» **EXERCÍCIO PROPOSTO 1**: Por favor, transcreva sem alterações as linhas das entradas que vão da linha que contém "body-line-4 [75, 745, 1200, 770]" até à linha que contém "word: at [674, 137, 691, 157]", ambas incluídas.

Em quinto lugar, a decisão recorrida interfere com a independência, liberdade, consciência e convicção com que a Recorrente exerce a magistratura, atentando contra os princípios fundamentais constantes dos artigos 202.º, n.º 1, 203.º e 216.º, n.º 1, da Constituição da República Portuguesa.

«T.

Por último, o Conselho Plenário do CSM decidiu no sentido de o (suposto) ilícito disciplinar ter sido praticado apenas com negligência, sem demonstrar, contudo, se era exigível à Recorrente que agisse de outro modo, no caso concreto.

«U.

Ora, perante uma conversa entre a Recorrente e uma das partes no processo, em clima de total informalidade, mas na sala de audiências, perante dúvidas específicas daquela e na presença dos mandatários, não era exigível que a Recorrente se comportasse de modo diferente.

«V.

Tanto mais que, a Recorrente actuou em conformidade com a interpretação que tem vindo a ser seguida para o dever de reserva, confiando que a sua conduta não violava o artigo 12.º do EMJ.

«W.

[Listagens de regiões anotadas]
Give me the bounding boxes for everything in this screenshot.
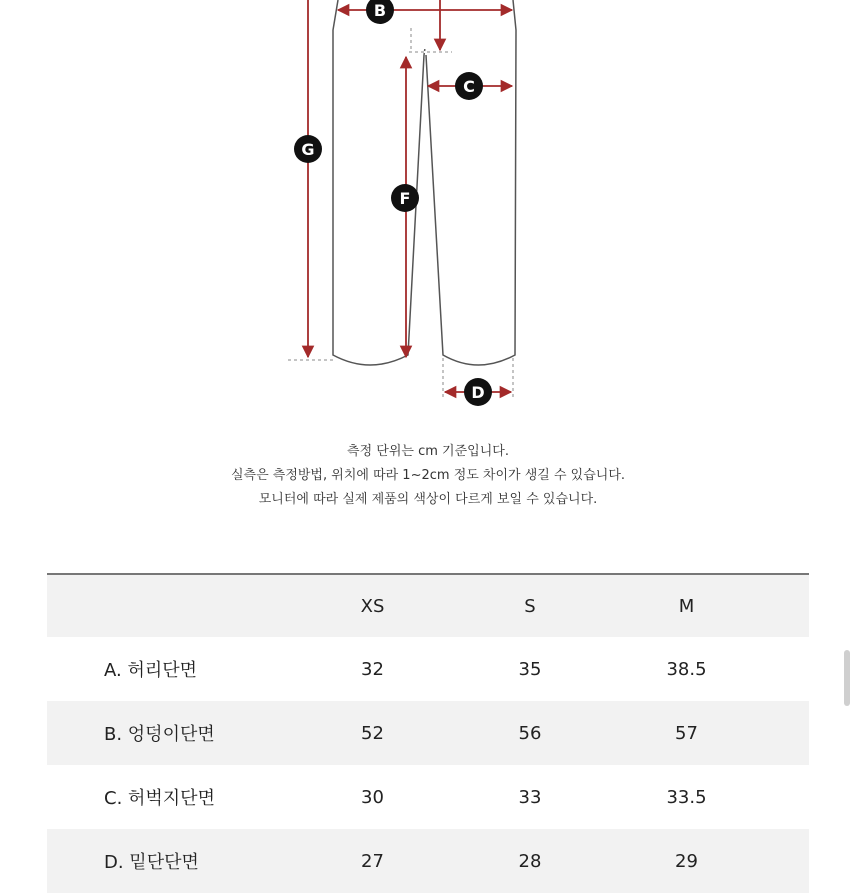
table-row	[47, 637, 809, 701]
cell-empty	[763, 637, 809, 701]
cell-empty	[763, 765, 809, 829]
header-s: S	[450, 574, 610, 637]
row-label: A. 허리단면	[104, 660, 197, 681]
row-label: D. 밑단단면	[47, 829, 295, 893]
cell-s: 28	[450, 829, 610, 893]
header-m: M	[610, 574, 763, 637]
cell-s: 35	[518, 658, 542, 680]
cell-xs: 30	[361, 786, 384, 808]
table-row	[47, 829, 809, 893]
cell-m: 29	[610, 829, 763, 893]
marker-d-label: D	[471, 383, 485, 402]
note-tolerance: 실측은 측정방법, 위치에 따라 1~2cm 정도 차이가 생길 수 있습니다.	[230, 468, 626, 483]
pants-outline	[333, 0, 516, 365]
table-row	[47, 765, 809, 829]
note-unit: 측정 단위는 cm 기준입니다.	[347, 444, 509, 459]
marker-c-label: C	[463, 77, 475, 96]
cell-m: 57	[610, 701, 763, 765]
cell-xs: 27	[295, 829, 450, 893]
table-header-row	[47, 574, 809, 637]
crotch-seam	[424, 48, 425, 55]
scrollbar-thumb[interactable]	[844, 650, 850, 706]
marker-d	[464, 378, 492, 406]
marker-f-label: F	[399, 189, 411, 208]
row-label: B. 엉덩이단면	[47, 701, 295, 765]
size-table	[47, 573, 809, 893]
pants-right-leg-outline	[426, 0, 516, 365]
measurement-diagram	[0, 0, 856, 440]
cell-m: 33.5	[666, 786, 707, 808]
note-color: 모니터에 따라 실제 제품의 색상이 다르게 보일 수 있습니다.	[258, 492, 598, 507]
row-label: C. 허벅지단면	[104, 788, 215, 809]
cell-empty	[763, 829, 809, 893]
cell-xs: 52	[295, 701, 450, 765]
marker-b	[366, 0, 394, 24]
cell-m: 38.5	[666, 658, 707, 680]
header-xs: XS	[295, 574, 450, 637]
cell-empty	[763, 701, 809, 765]
marker-g-label: G	[301, 140, 315, 159]
table-row	[47, 701, 809, 765]
pants-left-leg-outline	[333, 0, 424, 365]
cell-xs: 32	[361, 658, 384, 680]
marker-g	[294, 135, 322, 163]
marker-f	[391, 184, 419, 212]
header-label	[47, 574, 295, 637]
header-empty	[763, 574, 809, 637]
cell-s: 33	[518, 786, 542, 808]
measurement-notes	[0, 440, 856, 512]
marker-b-label: B	[373, 1, 387, 20]
marker-c	[455, 72, 483, 100]
cell-s: 56	[450, 701, 610, 765]
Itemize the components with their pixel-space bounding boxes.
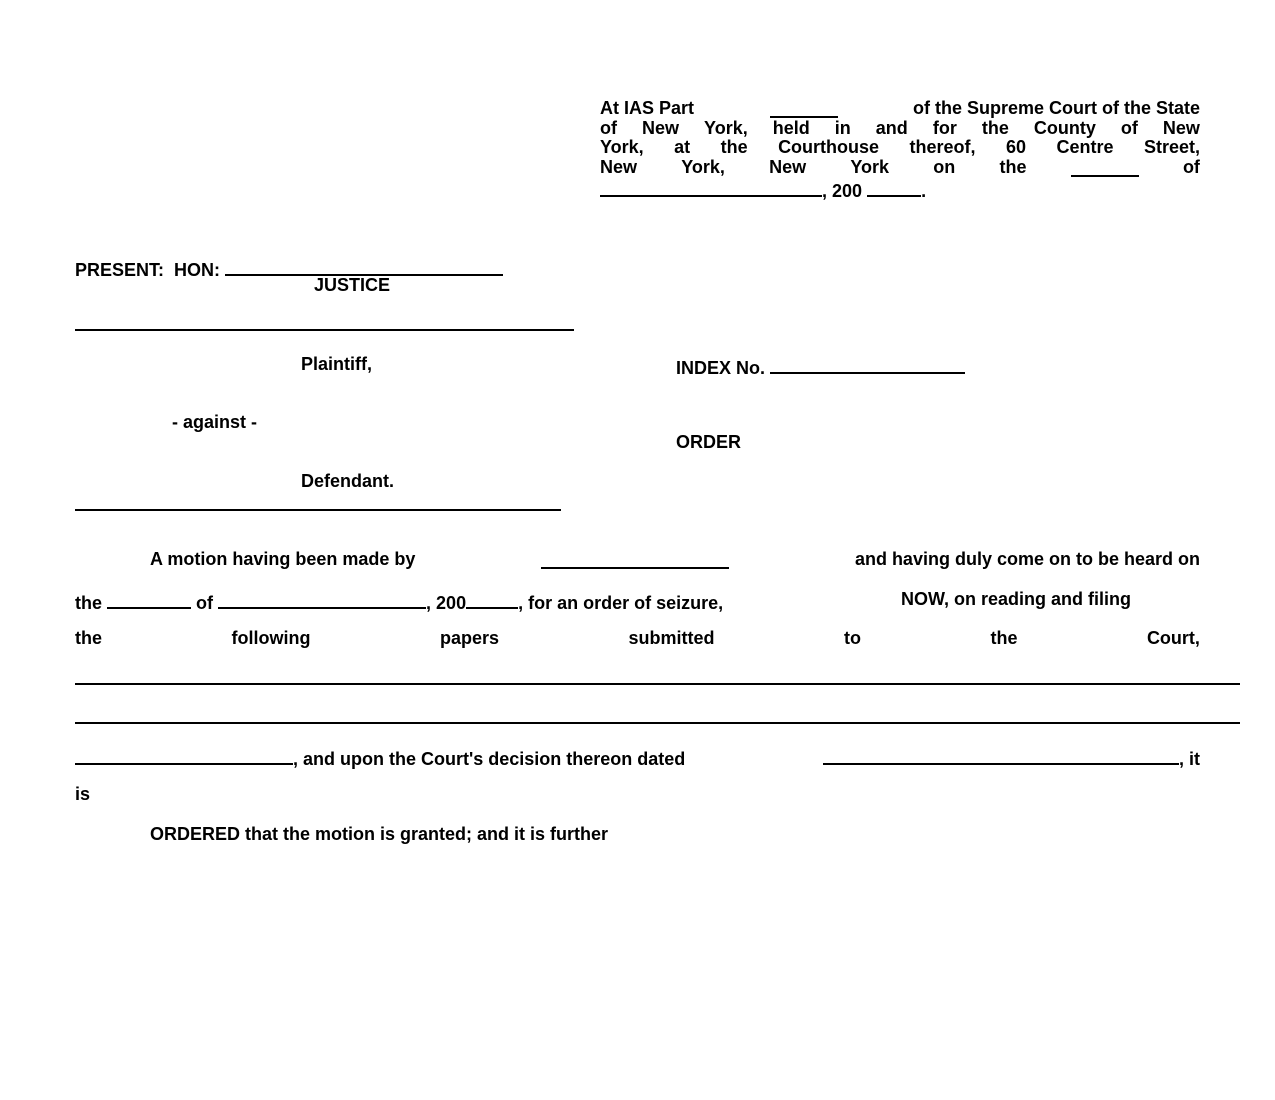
body-line-4 [75, 745, 1200, 770]
word: New [769, 157, 807, 177]
body-text: is [75, 784, 91, 804]
word: thereof, [909, 137, 976, 157]
against-label: - against - [172, 412, 258, 432]
word: the [999, 157, 1027, 177]
index-number-blank[interactable] [770, 354, 965, 374]
heading-line-5 [600, 177, 926, 202]
word: submitted [628, 628, 715, 648]
body-text: , it [1179, 749, 1200, 769]
papers-blank-end[interactable] [75, 745, 293, 765]
heading-text: of the Supreme Court of the State [912, 98, 1200, 118]
word: York, [681, 157, 725, 177]
ordered-paragraph: ORDERED that the motion is granted; and it is further [150, 824, 609, 844]
papers-blank-line-2[interactable] [75, 722, 1240, 724]
plaintiff-label: Plaintiff, [301, 354, 372, 374]
year-blank[interactable] [466, 589, 518, 609]
defendant-label: Defendant. [301, 471, 395, 491]
caption-bottom-rule [75, 509, 561, 511]
body-text: , 200 [426, 593, 467, 613]
heading-text: At IAS Part [600, 98, 695, 118]
body-line-1 [150, 549, 1200, 570]
word: County [1033, 118, 1096, 138]
body-text: the [75, 593, 102, 613]
word: for [932, 118, 957, 138]
word: Court, [1146, 628, 1200, 648]
heading-text: . [921, 181, 927, 201]
body-line-2 [75, 589, 723, 614]
word: of [1182, 157, 1200, 177]
word: on [933, 157, 956, 177]
word: of [1120, 118, 1138, 138]
body-text: , and upon the Court's decision thereon dated [293, 749, 686, 769]
body-text: and having duly come on to be heard on [854, 549, 1200, 569]
present-label: PRESENT: [75, 260, 165, 280]
word: 60 [1005, 137, 1027, 157]
movant-blank[interactable] [541, 549, 729, 569]
body-text: NOW, on reading and filing [901, 589, 1131, 609]
caption-top-rule [75, 329, 574, 331]
date-blank[interactable] [600, 177, 822, 197]
word: of [600, 118, 617, 138]
justice-name-blank[interactable] [225, 256, 503, 276]
month-blank[interactable] [218, 589, 426, 609]
present-line [75, 256, 503, 281]
heading-line-3 [600, 137, 1200, 158]
papers-blank-line-1[interactable] [75, 683, 1240, 685]
word: held [772, 118, 810, 138]
word: the [720, 137, 748, 157]
word: the [981, 118, 1009, 138]
word: the [990, 628, 1018, 648]
order-title: ORDER [676, 432, 742, 452]
word: at [674, 137, 691, 157]
word: the [75, 628, 102, 648]
word: New [1162, 118, 1200, 138]
word: Courthouse [778, 137, 880, 157]
word: following [231, 628, 311, 648]
ias-part-blank[interactable] [770, 98, 838, 118]
word: to [843, 628, 861, 648]
justice-label: JUSTICE [314, 275, 391, 295]
index-number-line [676, 354, 965, 379]
word: York, [600, 137, 644, 157]
word: New [642, 118, 680, 138]
body-text: A motion having been made by [150, 549, 416, 569]
word: Street, [1143, 137, 1200, 157]
year-blank[interactable] [867, 177, 921, 197]
heading-line-1 [600, 98, 1200, 119]
body-text: , for an order of seizure, [518, 593, 724, 613]
word: in [834, 118, 851, 138]
heading-text: , 200 [822, 181, 863, 201]
day-blank[interactable] [1071, 157, 1139, 177]
word: York, [704, 118, 748, 138]
heading-line-4 [600, 157, 1200, 178]
word: New [600, 157, 638, 177]
word: York [850, 157, 890, 177]
body-line-3 [75, 628, 1200, 649]
hon-label: HON: [174, 260, 221, 280]
word: Centre [1056, 137, 1114, 157]
word: and [875, 118, 908, 138]
heading-line-2 [600, 118, 1200, 139]
index-label: INDEX No. [676, 358, 766, 378]
word: papers [439, 628, 499, 648]
body-text: of [196, 593, 214, 613]
decision-date-blank[interactable] [823, 745, 1179, 765]
day-blank[interactable] [107, 589, 191, 609]
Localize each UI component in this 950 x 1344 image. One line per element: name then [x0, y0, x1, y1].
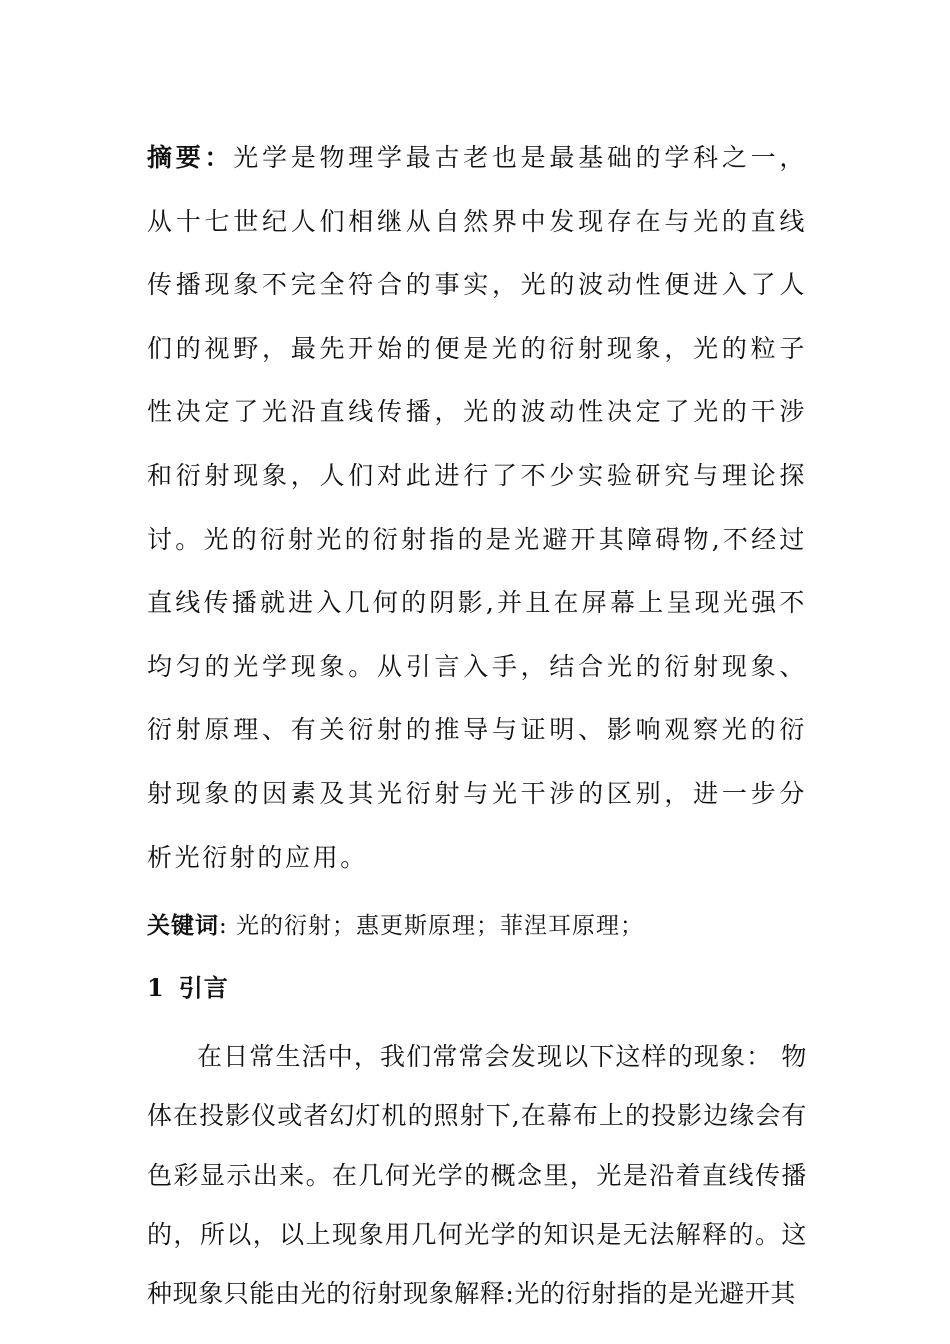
section-title: 引言 [178, 973, 229, 1003]
keywords-label: 关键词 [147, 912, 219, 940]
section-heading [147, 971, 807, 1005]
abstract-text: 光学是物理学最古老也是最基础的学科之一，从十七世纪人们相继从自然界中发现存在与光的直线传播现象不完全符合的事实，光的波动性便进入了人们的视野，最先开始的便是光的衍射现象，光的粒子性决定了光沿直线传播，光的波动性决定了光的干涉和衍射现象，人们对此进行了不少实验研究与理论探讨。光的衍射光的衍射指的是光避开其障碍物,不经过直线传播就进入几何的阴影,并且在屏幕上呈现光强不均匀的光学现象。从引言入手，结合光的衍射现象、衍射原理、有关衍射的推导与证明、影响观察光的衍射现象的因素及其光衍射与光干涉的区别，进一步分析光衍射的应用。 [147, 143, 807, 872]
body-paragraph: 在日常生活中，我们常常会发现以下这样的现象： 物体在投影仪或者幻灯机的照射下,在幕布上的投影边缘会有色彩显示出来。在几何光学的概念里，光是沿着直线传播的，所以，以上现象用几何光学的知识是无法解释的。这种现象只能由光的衍射现象解释:光的衍射指的是光避开其 [147, 1042, 807, 1309]
keywords-text: : 光的衍射；惠更斯原理；菲涅耳原理； [219, 913, 645, 940]
abstract-paragraph [147, 126, 807, 889]
keywords-line [147, 909, 807, 943]
section-number: 1 [147, 973, 165, 1003]
abstract-label: 摘要： [147, 143, 234, 172]
document-page [147, 126, 807, 1324]
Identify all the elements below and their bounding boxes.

» **EXERCÍCIO PROPOSTO 2**: Apresente de novo, na íntegra e sem qualquer alteração, o texto sobre o recurso da decisão disciplinar.

» **RESULTADO DO EXERCÍCIO 1**:
body-line-4 [75, 745, 1200, 770]
word: New [769, 157, 807, 177]
body-text: is [75, 784, 91, 804]
word: thereof, [909, 137, 976, 157]
against-label: - against - [172, 412, 258, 432]
word: the [999, 157, 1027, 177]
index-number-blank[interactable] [770, 354, 965, 374]
heading-line-5 [600, 177, 926, 202]
word: submitted [628, 628, 715, 648]
body-text: , it [1179, 749, 1200, 769]
papers-blank-end[interactable] [75, 745, 293, 765]
heading-text: of the Supreme Court of the State [912, 98, 1200, 118]
word: York, [681, 157, 725, 177]
ordered-paragraph: ORDERED that the motion is granted; and it is further [150, 824, 609, 844]
papers-blank-line-2[interactable] [75, 722, 1240, 724]
plaintiff-label: Plaintiff, [301, 354, 372, 374]
year-blank[interactable] [466, 589, 518, 609]
defendant-label: Defendant. [301, 471, 395, 491]
caption-bottom-rule [75, 509, 561, 511]
body-text: , 200 [426, 593, 467, 613]
heading-text: At IAS Part [600, 98, 695, 118]
body-line-1 [150, 549, 1200, 570]
word: County [1033, 118, 1096, 138]
body-text: the [75, 593, 102, 613]
word: for [932, 118, 957, 138]
word: Court, [1146, 628, 1200, 648]
heading-text: . [921, 181, 927, 201]
body-line-2 [75, 589, 723, 614]
word: of [1182, 157, 1200, 177]
word: on [933, 157, 956, 177]
word: of [1120, 118, 1138, 138]
body-text: , and upon the Court's decision thereon dated [293, 749, 686, 769]
body-text: and having duly come on to be heard on [854, 549, 1200, 569]
present-label: PRESENT: [75, 260, 165, 280]
word: 60 [1005, 137, 1027, 157]
movant-blank[interactable] [541, 549, 729, 569]
body-text: NOW, on reading and filing [901, 589, 1131, 609]
caption-top-rule [75, 329, 574, 331]
date-blank[interactable] [600, 177, 822, 197]
word: of [600, 118, 617, 138]
justice-name-blank[interactable] [225, 256, 503, 276]
month-blank[interactable] [218, 589, 426, 609]
present-line [75, 256, 503, 281]
heading-line-3 [600, 137, 1200, 158]
papers-blank-line-1[interactable] [75, 683, 1240, 685]
word: held [772, 118, 810, 138]
word: the [720, 137, 748, 157]
word: the [981, 118, 1009, 138]
word: the [990, 628, 1018, 648]
order-title: ORDER [676, 432, 742, 452]
word: at [674, 137, 691, 157]

» **RESULTADO DO EXERCÍCIO 2**:
Em quinto lugar, a decisão recorrida interfere com a independência, liberdade, consciência e convicção com que a Recorrente exerce a magistratura, atentando contra os princípios fundamentais constantes dos artigos 202.º, n.º 1, 203.º e 216.º, n.º 1, da Constituição da República Portuguesa.

«T.

Por último, o Conselho Plenário do CSM decidiu no sentido de o (suposto) ilícito disciplinar ter sido praticado apenas com negligência, sem demonstrar, contudo, se era exigível à Recorrente que agisse de outro modo, no caso concreto.

«U.

Ora, perante uma conversa entre a Recorrente e uma das partes no processo, em clima de total informalidade, mas na sala de audiências, perante dúvidas específicas daquela e na presença dos mandatários, não era exigível que a Recorrente se comportasse de modo diferente.

«V.

Tanto mais que, a Recorrente actuou em conformidade com a interpretação que tem vindo a ser seguida para o dever de reserva, confiando que a sua conduta não violava o artigo 12.º do EMJ.

«W.